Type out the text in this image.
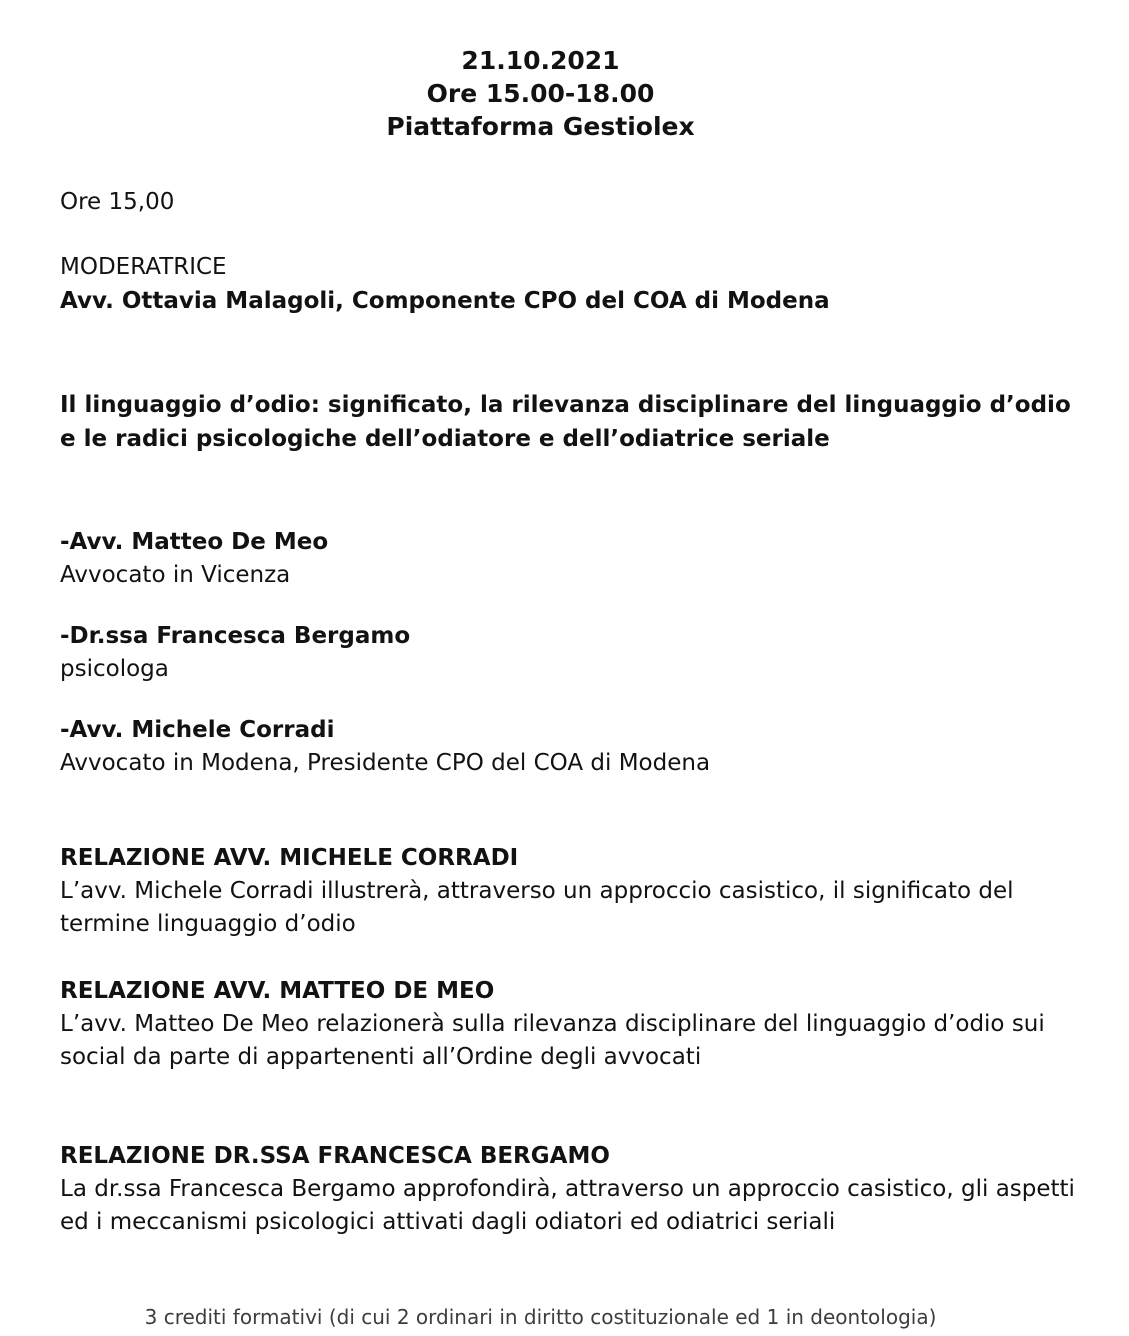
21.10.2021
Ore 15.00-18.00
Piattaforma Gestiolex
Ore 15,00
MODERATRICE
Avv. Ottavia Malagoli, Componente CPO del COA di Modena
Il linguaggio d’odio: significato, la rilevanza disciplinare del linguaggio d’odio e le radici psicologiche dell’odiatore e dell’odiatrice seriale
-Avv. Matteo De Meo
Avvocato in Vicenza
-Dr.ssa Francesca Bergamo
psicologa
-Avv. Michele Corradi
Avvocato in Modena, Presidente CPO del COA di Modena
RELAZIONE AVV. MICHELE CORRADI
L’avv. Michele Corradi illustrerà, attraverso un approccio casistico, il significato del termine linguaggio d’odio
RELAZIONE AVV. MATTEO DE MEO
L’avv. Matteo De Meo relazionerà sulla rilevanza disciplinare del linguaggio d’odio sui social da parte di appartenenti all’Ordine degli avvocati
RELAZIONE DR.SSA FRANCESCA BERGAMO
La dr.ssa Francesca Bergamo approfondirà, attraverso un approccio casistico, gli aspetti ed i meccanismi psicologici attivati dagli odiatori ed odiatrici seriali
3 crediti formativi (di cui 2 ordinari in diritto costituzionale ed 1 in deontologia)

════════

GIVEN INSTRUCTION ::
All of the records need repeating exactly, except for the pictures.

ANSWER TO THE PROBLEM ::
Type out the text in this image.
21.10.2021
Ore 15.00-18.00
Piattaforma Gestiolex
Ore 15,00
MODERATRICE
Avv. Ottavia Malagoli, Componente CPO del COA di Modena
Il linguaggio d’odio: significato, la rilevanza disciplinare del linguaggio d’odio e le radici psicologiche dell’odiatore e dell’odiatrice seriale
-Avv. Matteo De Meo
Avvocato in Vicenza
-Dr.ssa Francesca Bergamo
psicologa
-Avv. Michele Corradi
Avvocato in Modena, Presidente CPO del COA di Modena
RELAZIONE AVV. MICHELE CORRADI
L’avv. Michele Corradi illustrerà, attraverso un approccio casistico, il significato del termine linguaggio d’odio
RELAZIONE AVV. MATTEO DE MEO
L’avv. Matteo De Meo relazionerà sulla rilevanza disciplinare del linguaggio d’odio sui social da parte di appartenenti all’Ordine degli avvocati
RELAZIONE DR.SSA FRANCESCA BERGAMO
La dr.ssa Francesca Bergamo approfondirà, attraverso un approccio casistico, gli aspetti ed i meccanismi psicologici attivati dagli odiatori ed odiatrici seriali
3 crediti formativi (di cui 2 ordinari in diritto costituzionale ed 1 in deontologia)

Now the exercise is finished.